Data extracted from a collection:
>> start
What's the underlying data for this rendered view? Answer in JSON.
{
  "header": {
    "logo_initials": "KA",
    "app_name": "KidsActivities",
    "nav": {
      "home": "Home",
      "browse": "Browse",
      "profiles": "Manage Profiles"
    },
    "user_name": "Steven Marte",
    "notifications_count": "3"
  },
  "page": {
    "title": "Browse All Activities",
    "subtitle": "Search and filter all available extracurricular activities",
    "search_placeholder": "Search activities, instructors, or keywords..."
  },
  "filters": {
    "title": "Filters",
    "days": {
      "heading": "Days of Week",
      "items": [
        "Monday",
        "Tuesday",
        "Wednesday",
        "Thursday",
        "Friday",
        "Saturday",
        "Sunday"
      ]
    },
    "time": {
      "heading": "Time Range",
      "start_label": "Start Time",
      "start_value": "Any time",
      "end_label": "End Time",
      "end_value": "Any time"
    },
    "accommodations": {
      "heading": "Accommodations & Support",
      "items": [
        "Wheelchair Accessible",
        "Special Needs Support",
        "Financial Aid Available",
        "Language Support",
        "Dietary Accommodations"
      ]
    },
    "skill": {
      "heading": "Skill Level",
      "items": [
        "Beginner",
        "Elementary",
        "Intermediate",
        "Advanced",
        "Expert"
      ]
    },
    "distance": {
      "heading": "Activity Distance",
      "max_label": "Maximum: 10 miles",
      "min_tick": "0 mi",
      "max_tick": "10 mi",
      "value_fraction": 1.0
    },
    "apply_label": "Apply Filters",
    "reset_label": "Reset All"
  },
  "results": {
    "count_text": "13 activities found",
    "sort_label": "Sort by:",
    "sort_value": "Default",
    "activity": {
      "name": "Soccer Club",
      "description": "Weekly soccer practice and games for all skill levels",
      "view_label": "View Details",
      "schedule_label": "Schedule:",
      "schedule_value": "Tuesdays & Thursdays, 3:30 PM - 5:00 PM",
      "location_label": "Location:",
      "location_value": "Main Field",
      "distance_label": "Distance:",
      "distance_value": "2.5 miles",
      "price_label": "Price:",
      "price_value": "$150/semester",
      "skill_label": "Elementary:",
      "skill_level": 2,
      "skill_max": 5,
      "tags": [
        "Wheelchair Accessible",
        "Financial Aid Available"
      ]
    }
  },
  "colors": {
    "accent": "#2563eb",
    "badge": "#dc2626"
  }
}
>> end
STATED GOAL: The listing above must be transcribed exactly, line by line.

REPLY TO THE TASK:
What's the underlying data for this rendered view? Answer in JSON.
{
  "header": {
    "logo_initials": "KA",
    "app_name": "KidsActivities",
    "nav": {
      "home": "Home",
      "browse": "Browse",
      "profiles": "Manage Profiles"
    },
    "user_name": "Steven Marte",
    "notifications_count": "3"
  },
  "page": {
    "title": "Browse All Activities",
    "subtitle": "Search and filter all available extracurricular activities",
    "search_placeholder": "Search activities, instructors, or keywords..."
  },
  "filters": {
    "title": "Filters",
    "days": {
      "heading": "Days of Week",
      "items": [
        "Monday",
        "Tuesday",
        "Wednesday",
        "Thursday",
        "Friday",
        "Saturday",
        "Sunday"
      ]
    },
    "time": {
      "heading": "Time Range",
      "start_label": "Start Time",
      "start_value": "Any time",
      "end_label": "End Time",
      "end_value": "Any time"
    },
    "accommodations": {
      "heading": "Accommodations & Support",
      "items": [
        "Wheelchair Accessible",
        "Special Needs Support",
        "Financial Aid Available",
        "Language Support",
        "Dietary Accommodations"
      ]
    },
    "skill": {
      "heading": "Skill Level",
      "items": [
        "Beginner",
        "Elementary",
        "Intermediate",
        "Advanced",
        "Expert"
      ]
    },
    "distance": {
      "heading": "Activity Distance",
      "max_label": "Maximum: 10 miles",
      "min_tick": "0 mi",
      "max_tick": "10 mi",
      "value_fraction": 1.0
    },
    "apply_label": "Apply Filters",
    "reset_label": "Reset All"
  },
  "results": {
    "count_text": "13 activities found",
    "sort_label": "Sort by:",
    "sort_value": "Default",
    "activity": {
      "name": "Soccer Club",
      "description": "Weekly soccer practice and games for all skill levels",
      "view_label": "View Details",
      "schedule_label": "Schedule:",
      "schedule_value": "Tuesdays & Thursdays, 3:30 PM - 5:00 PM",
      "location_label": "Location:",
      "location_value": "Main Field",
      "distance_label": "Distance:",
      "distance_value": "2.5 miles",
      "price_label": "Price:",
      "price_value": "$150/semester",
      "skill_label": "Elementary:",
      "skill_level": 2,
      "skill_max": 5,
      "tags": [
        "Wheelchair Accessible",
        "Financial Aid Available"
      ]
    }
  },
  "colors": {
    "accent": "#2563eb",
    "badge": "#dc2626"
  }
}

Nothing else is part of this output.